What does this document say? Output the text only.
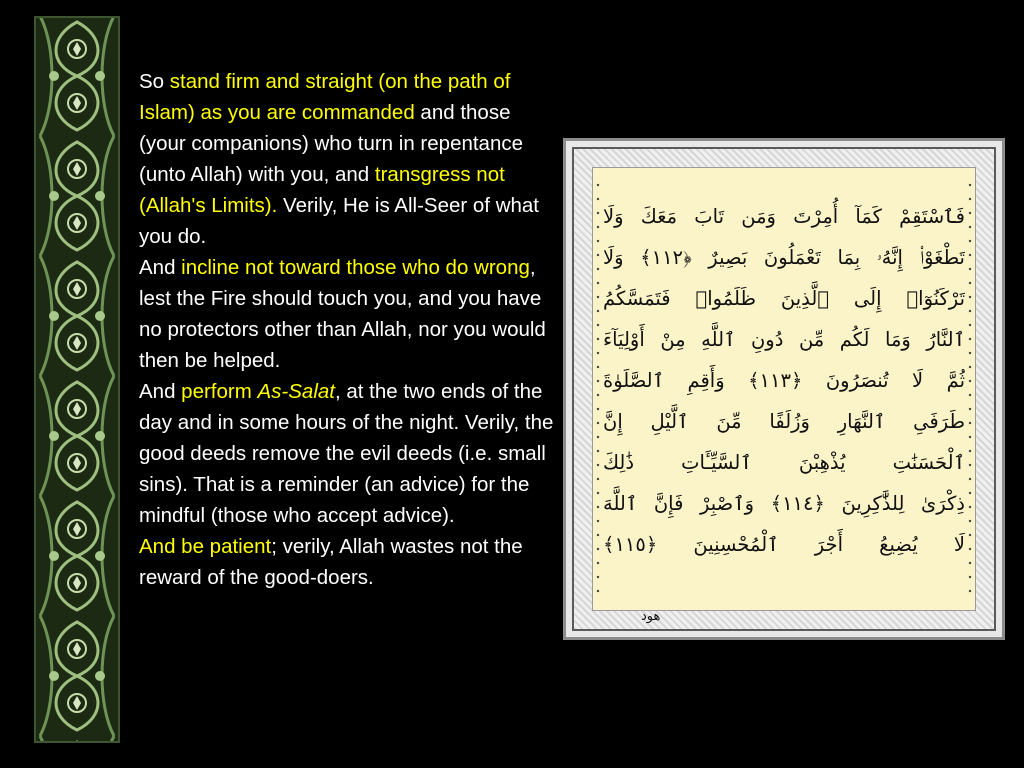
So stand firm and straight (on the path of Islam) as you are commanded and those (your companions) who turn in repentance (unto Allah) with you, and transgress not (Allah's Limits). Verily, He is All-Seer of what you do.

And incline not toward those who do wrong, lest the Fire should touch you, and you have no protectors other than Allah, nor you would then be helped.

And perform As-Salat, at the two ends of the day and in some hours of the night. Verily, the good deeds remove the evil deeds (i.e. small sins). That is a reminder (an advice) for the mindful (those who accept advice).

And be patient; verily, Allah wastes not the reward of the good-doers.

فَٱسْتَقِمْ كَمَآ أُمِرْتَ وَمَن تَابَ مَعَكَ وَلَا
تَطْغَوْا۟ إِنَّهُۥ بِمَا تَعْمَلُونَ بَصِيرٌ ﴿١١٢﴾ وَلَا
تَرْكَنُوٓا۟ إِلَى ٱلَّذِينَ ظَلَمُوا۟ فَتَمَسَّكُمُ
ٱلنَّارُ وَمَا لَكُم مِّن دُونِ ٱللَّهِ مِنْ أَوْلِيَآءَ
ثُمَّ لَا تُنصَرُونَ ﴿١١٣﴾ وَأَقِمِ ٱلصَّلَوٰةَ
طَرَفَىِ ٱلنَّهَارِ وَزُلَفًا مِّنَ ٱلَّيْلِ إِنَّ
ٱلْحَسَنَٰتِ يُذْهِبْنَ ٱلسَّيِّـَٔاتِ ذَٰلِكَ
ذِكْرَىٰ لِلذَّٰكِرِينَ ﴿١١٤﴾ وَٱصْبِرْ فَإِنَّ ٱللَّهَ
لَا يُضِيعُ أَجْرَ ٱلْمُحْسِنِينَ ﴿١١٥﴾
هود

● ● ● ●

Copy every line of the listing that includes the string "good".

And perform As-Salat, at the two ends of the day and in some hours of the night. Verily, the good deeds remove the evil deeds (i.e. small sins). That is a reminder (an advice) for the mindful (those who accept advice).
And be patient; verily, Allah wastes not the reward of the good-doers.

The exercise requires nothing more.